▶ **What to work on**: Extract all lines that hold the string "consistency".

▶ **Material**:
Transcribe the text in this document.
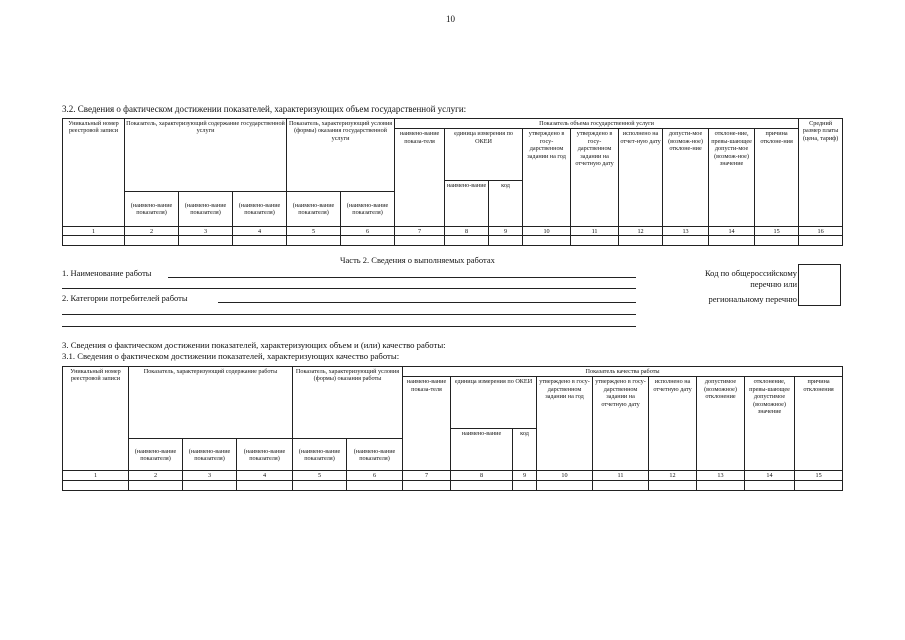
10
3.2. Сведения о фактическом достижении показателей, характеризующих объем государственной услуги:
Уникальный номер реестровой записи	Показатель, характеризующий содержание государственной услуги			Показатель, характеризующий условия (формы) оказания государственной услуги		Показатель объема государственной услуги									Средний размер платы (цена, тариф)
						наимено-вание показа-теля	единица измерения по ОКЕИ		утверждено в госу-дарственном задании на год	утверждено в госу-дарственном задании на отчетную дату	исполнено на отчет-ную дату	допусти-мое (возмож-ное) отклоне-ние	отклоне-ние, превы-шающее допусти-мое (возмож-ное) значение	причина отклоне-ния	
							наимено-вание	код							
	(наимено-вание показателя)	(наимено-вание показателя)	(наимено-вание показателя)	(наимено-вание показателя)	(наимено-вание показателя)										
1	2	3	4	5	6	7	8	9	10	11	12	13	14	15	16

Часть 2. Сведения о выполняемых работах
1. Наименование работы
2. Категории потребителей работы
Код по общероссийскому
перечню или
региональному перечню
3. Сведения о фактическом достижении показателей, характеризующих объем и (или) качество работы:
3.1. Сведения о фактическом достижении показателей, характеризующих качество работы:
Уникальный номер реестровой записи	Показатель, характеризующий содержание работы			Показатель, характеризующий условия (формы) оказания работы		Показатель качества работы								
						наимено-вание показа-теля	единица измерения по ОКЕИ		утверждено в госу-дарственном задании на год	утверждено в госу-дарственном задании на отчетную дату	исполнено на отчетную дату	допустимое (возможное) отклонение	отклонение, превы-шающее допустимое (возможное) значение	причина отклонения
							наимено-вание	код						
	(наимено-вание показателя)	(наимено-вание показателя)	(наимено-вание показателя)	(наимено-вание показателя)	(наимено-вание показателя)									
1	2	3	4	5	6	7	8	9	10	11	12	13	14	15
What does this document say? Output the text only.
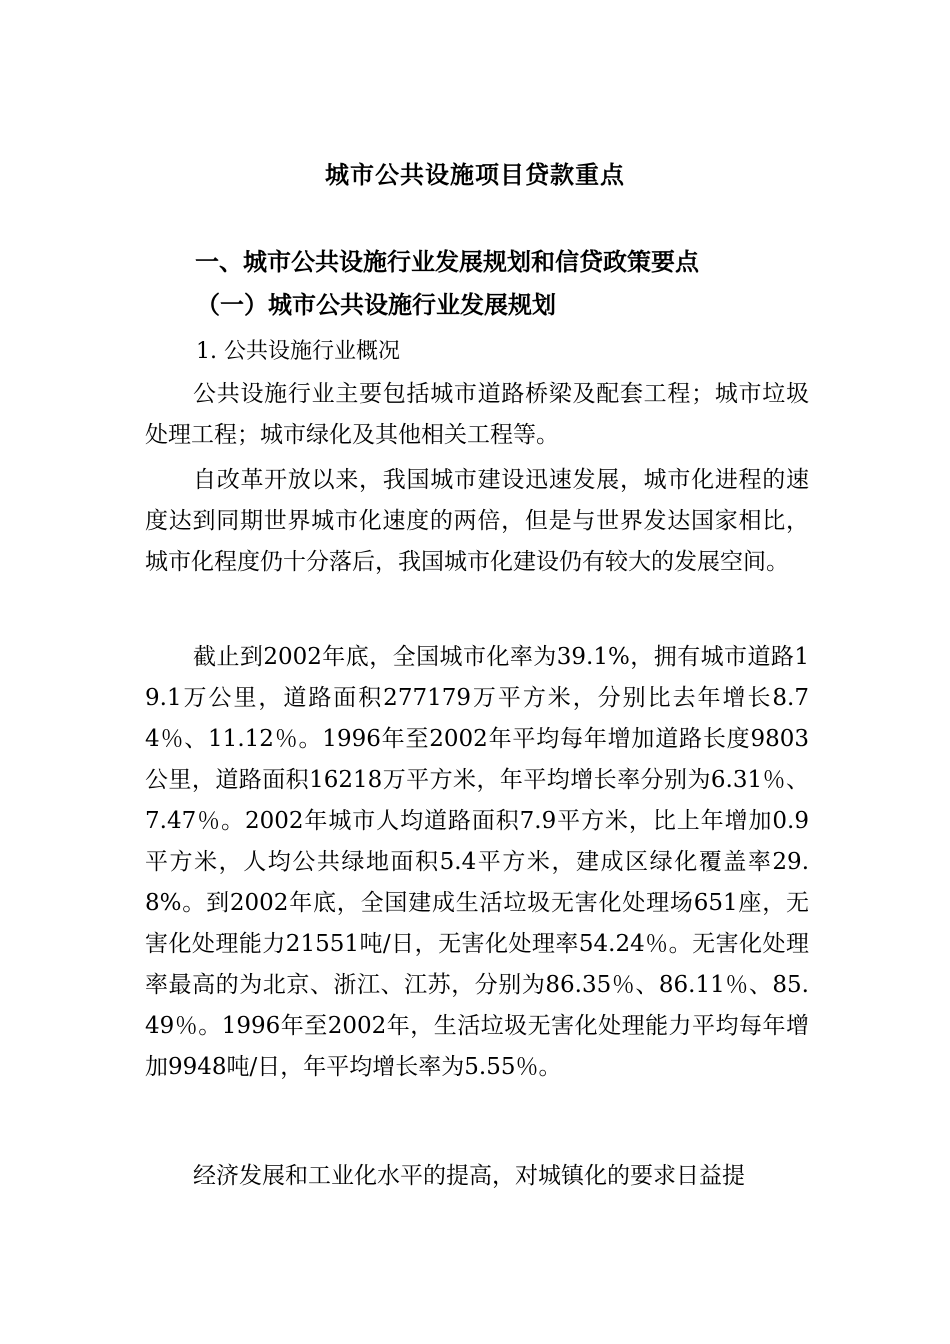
城市公共设施项目贷款重点
一、城市公共设施行业发展规划和信贷政策要点
（一）城市公共设施行业发展规划
1. 公共设施行业概况

公共设施行业主要包括城市道路桥梁及配套工程；城市垃圾处理工程；城市绿化及其他相关工程等。

自改革开放以来，我国城市建设迅速发展，城市化进程的速度达到同期世界城市化速度的两倍，但是与世界发达国家相比，城市化程度仍十分落后，我国城市化建设仍有较大的发展空间。

截止到2002年底，全国城市化率为39.1%，拥有城市道路19.1万公里，道路面积277179万平方米，分别比去年增长8.74％、11.12％。1996年至2002年平均每年增加道路长度9803公里，道路面积16218万平方米，年平均增长率分别为6.31％、7.47％。2002年城市人均道路面积7.9平方米，比上年增加0.9平方米，人均公共绿地面积5.4平方米，建成区绿化覆盖率29.8%。到2002年底，全国建成生活垃圾无害化处理场651座，无害化处理能力21551吨/日，无害化处理率54.24％。无害化处理率最高的为北京、浙江、江苏，分别为86.35％、86.11％、85.49％。1996年至2002年，生活垃圾无害化处理能力平均每年增加9948吨/日，年平均增长率为5.55％。

经济发展和工业化水平的提高，对城镇化的要求日益提
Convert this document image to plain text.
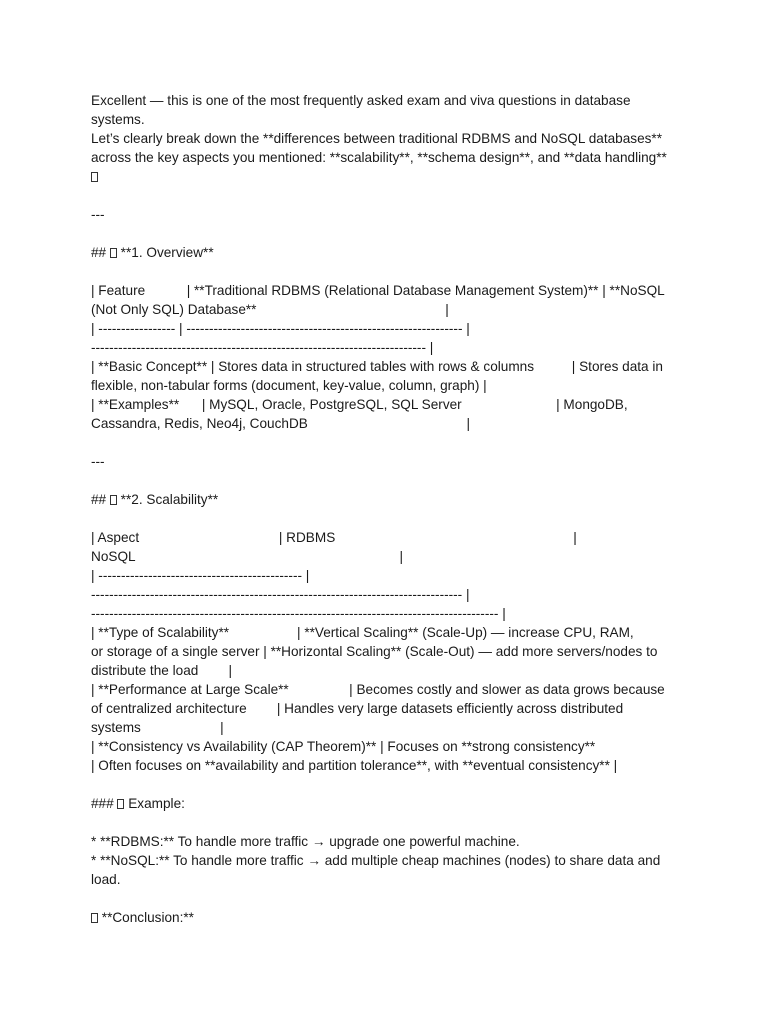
Excellent — this is one of the most frequently asked exam and viva questions in database
systems.
Let’s clearly break down the **differences between traditional RDBMS and NoSQL databases**
across the key aspects you mentioned: **scalability**, **schema design**, and **data handling**
---
##  **1. Overview**
| Feature           | **Traditional RDBMS (Relational Database Management System)** | **NoSQL
(Not Only SQL) Database**                                                  |
| ----------------- | ------------------------------------------------------------- |
-------------------------------------------------------------------------- |
| **Basic Concept** | Stores data in structured tables with rows & columns          | Stores data in
flexible, non-tabular forms (document, key-value, column, graph) |
| **Examples**      | MySQL, Oracle, PostgreSQL, SQL Server                         | MongoDB,
Cassandra, Redis, Neo4j, CouchDB                                          |
---
##  **2. Scalability**
| Aspect                                     | RDBMS                                                               |
NoSQL                                                                      |
| --------------------------------------------- |
---------------------------------------------------------------------------------- |
------------------------------------------------------------------------------------------ |
| **Type of Scalability**                  | **Vertical Scaling** (Scale-Up) — increase CPU, RAM,
or storage of a single server | **Horizontal Scaling** (Scale-Out) — add more servers/nodes to
distribute the load        |
| **Performance at Large Scale**                | Becomes costly and slower as data grows because
of centralized architecture        | Handles very large datasets efficiently across distributed
systems                     |
| **Consistency vs Availability (CAP Theorem)** | Focuses on **strong consistency**
| Often focuses on **availability and partition tolerance**, with **eventual consistency** |
###  Example:
* **RDBMS:** To handle more traffic → upgrade one powerful machine.
* **NoSQL:** To handle more traffic → add multiple cheap machines (nodes) to share data and
load.
**Conclusion:**
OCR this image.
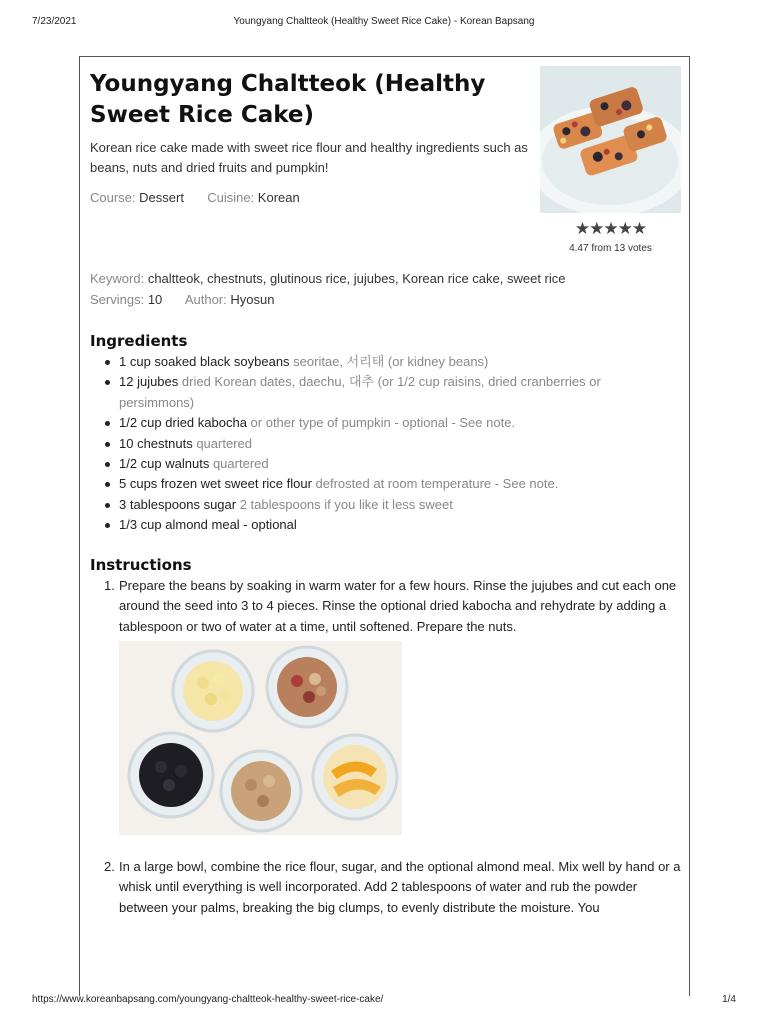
7/23/2021	Youngyang Chaltteok (Healthy Sweet Rice Cake) - Korean Bapsang
Youngyang Chaltteok (Healthy Sweet Rice Cake)

Korean rice cake made with sweet rice flour and healthy ingredients such as beans, nuts and dried fruits and pumpkin!

Course: Dessert Cuisine: Korean
★★★★★
4.47 from 13 votes
Keyword: chaltteok, chestnuts, glutinous rice, jujubes, Korean rice cake, sweet rice
Servings: 10 Author: Hyosun
Ingredients
1 cup soaked black soybeans seoritae, 서리태 (or kidney beans)
12 jujubes dried Korean dates, daechu, 대추 (or 1/2 cup raisins, dried cranberries or persimmons)
1/2 cup dried kabocha or other type of pumpkin - optional - See note.
10 chestnuts quartered
1/2 cup walnuts quartered
5 cups frozen wet sweet rice flour defrosted at room temperature - See note.
3 tablespoons sugar 2 tablespoons if you like it less sweet
1/3 cup almond meal - optional
Instructions
1. Prepare the beans by soaking in warm water for a few hours. Rinse the jujubes and cut each one around the seed into 3 to 4 pieces. Rinse the optional dried kabocha and rehydrate by adding a tablespoon or two of water at a time, until softened. Prepare the nuts.
2. In a large bowl, combine the rice flour, sugar, and the optional almond meal. Mix well by hand or a whisk until everything is well incorporated. Add 2 tablespoons of water and rub the powder between your palms, breaking the big clumps, to evenly distribute the moisture. You
https://www.koreanbapsang.com/youngyang-chaltteok-healthy-sweet-rice-cake/	1/4
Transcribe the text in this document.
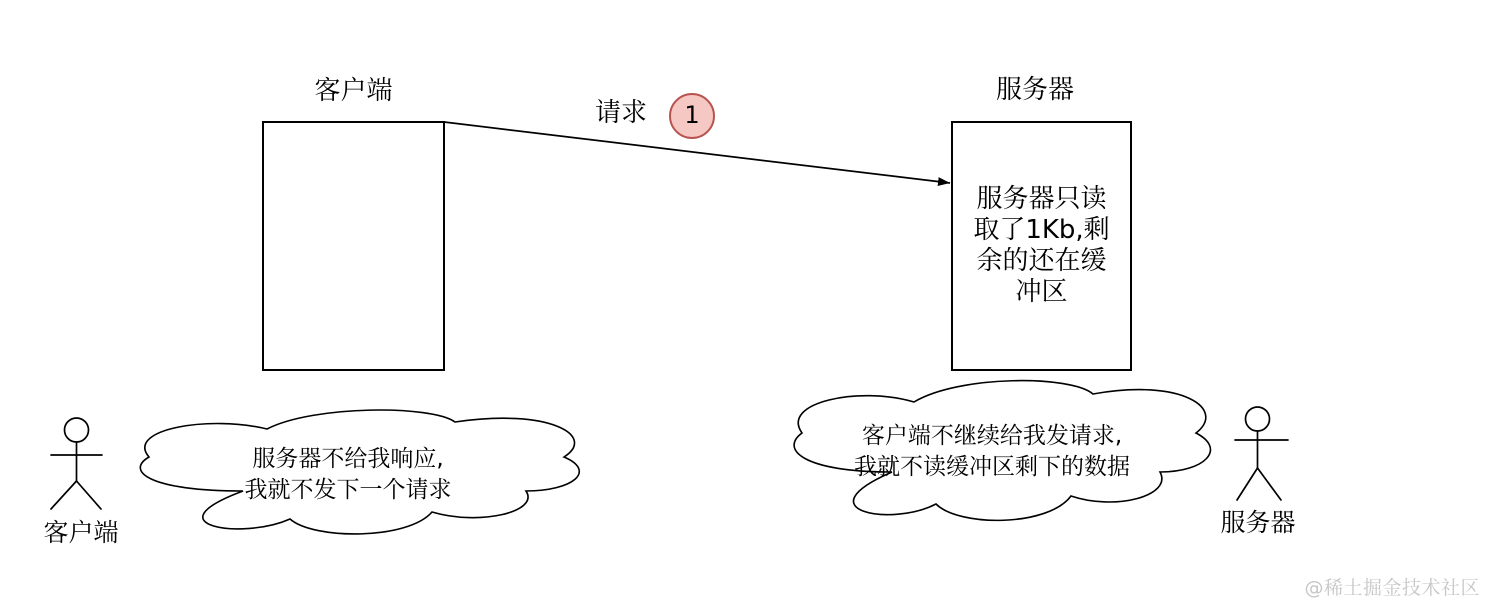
客户端	服务器
请求	1
服务器只读
取了1Kb,剩
余的还在缓
冲区
服务器不给我响应,
我就不发下一个请求
客户端不继续给我发请求,
我就不读缓冲区剩下的数据
客户端	服务器
@稀土掘金技术社区
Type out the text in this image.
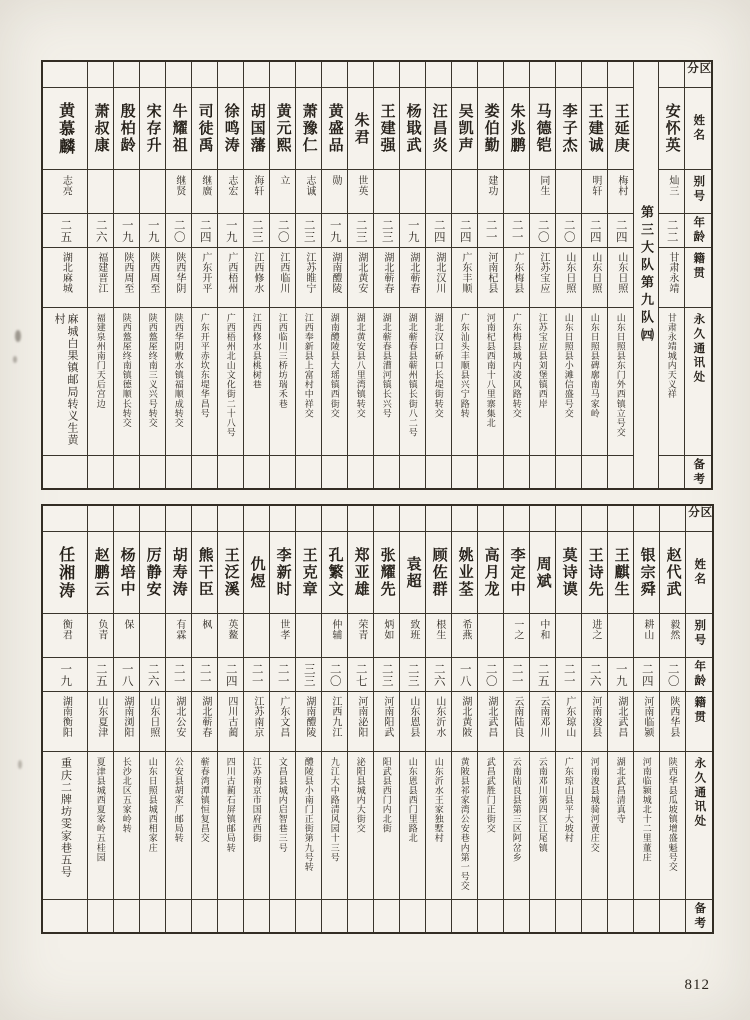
区分
姓名
别号
年龄
籍贯
永久通讯处
备考
安怀英
灿三
二二
甘肃永靖
甘肃永靖城内天义祥
第三大队第九队㈣
王延庚
梅村
二四
山东日照
山东日照县东门外西镇立号交
王建诚
明轩
二四
山东日照
山东日照县碑廓南马家岭
李子杰
二〇
山东日照
山东日照县小滩信盛号交
马德铠
同生
二〇
江苏宝应
江苏宝应县刘堡镇西岸
朱兆鹏
二一
广东梅县
广东梅县城内凌风路转交
娄伯勤
建功
二一
河南杞县
河南杞县西南十八里寨集北
吴凯声
二四
广东丰顺
广东汕头丰顺县兴宁路转
汪昌炎
二四
湖北汉川
湖北汉口硚口长堤街转交
杨戢武
一九
湖北蕲春
湖北蕲春县蕲州镇长街八二号
王建强
二三
湖北蕲春
湖北蕲春县漕河镇长兴号
朱君
世英
二三
湖北黄安
湖北黄安县八里湾镇转交
黄盛品
勋
一九
湖南醴陵
湖南醴陵县大瑶镇西街交
萧豫仁
志诚
二三
江苏睢宁
江西奉新县上富村中祥交
黄元熙
立
二〇
江西临川
江西临川三桥坊瑞禾巷
胡国藩
海轩
二三
江西修水
江西修水县桃树巷
徐鸣涛
志宏
一九
广西梧州
广西梧州北山文化街二十八号
司徒禹
继廣
二四
广东开平
广东开平赤坎东堤华昌号
牛耀祖
继贤
二〇
陕西华阴
陕西华阴敷水镇福顺成转交
宋存升
一九
陕西周至
陕西盩厔终南三义兴号转交
殷柏龄
一九
陕西周至
陕西盩厔终南镇德顺长转交
萧叔康
二六
福建晋江
福建泉州南门天后宫边
黄慕麟
志亮
二五
湖北麻城
麻城白果镇邮局转义生黄村
区分
姓名
别号
年龄
籍贯
永久通讯处
备考
赵代武
毅然
二〇
陕西华县
陕西华县瓜坡镇增盛魁号交
银宗舜
耕山
二四
河南临颍
河南临颍城北十二里董庄
王麒生
一九
湖北武昌
湖北武昌清真寺
王诗先
进之
二六
河南浚县
河南浚县城骑河黄庄交
莫诗谟
二一
广东琼山
广东琼山县平大坡村
周斌
中和
二五
云南邓川
云南邓川第四区江尾镇
李定中
一之
二一
云南陆良
云南陆良县第三区阿岔乡
高月龙
二〇
湖北武昌
武昌武胜门正街交
姚业荃
希燕
一八
湖北黄陂
黄陂县祁家湾公安巷内第一号交
顾佐群
根生
二六
山东沂水
山东沂水王家独墅村
袁超
致班
二三
山东恩县
山东恩县西门里路北
张耀先
炳如
二三
河南阳武
阳武县西门内北街
郑亚雄
荣青
二七
河南泌阳
泌阳县城内大街交
孔繁文
仲辅
二〇
江西九江
九江大中路清风园十三号
王克章
三三
湖南醴陵
醴陵县小南门正街第九号转
李新时
世孝
二一
广东文昌
文昌县城内启智巷三号
仇煜
二一
江苏南京
江苏南京市国府西街
王泛溪
英鳌
二四
四川古蔺
四川古蔺石屏镇邮局转
熊干臣
枫
二一
湖北蕲春
蕲春湾潭镇恒复昌交
胡寿涛
有霖
二一
湖北公安
公安县胡家厂邮局转
厉静安
二六
山东日照
山东日照县城西相家庄
杨培中
保
一八
湖南浏阳
长沙北区五家岭转
赵鹏云
负青
二五
山东夏津
夏津县城西夏家岭五桂园
任湘涛
衡君
一九
湖南衡阳
重庆二牌坊雯家巷五号
812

▶ **Task output**:
| **Consistency vs Availability (CAP Theorem)** | Focuses on **strong consistency**
| Often focuses on **availability and partition tolerance**, with **eventual consistency** |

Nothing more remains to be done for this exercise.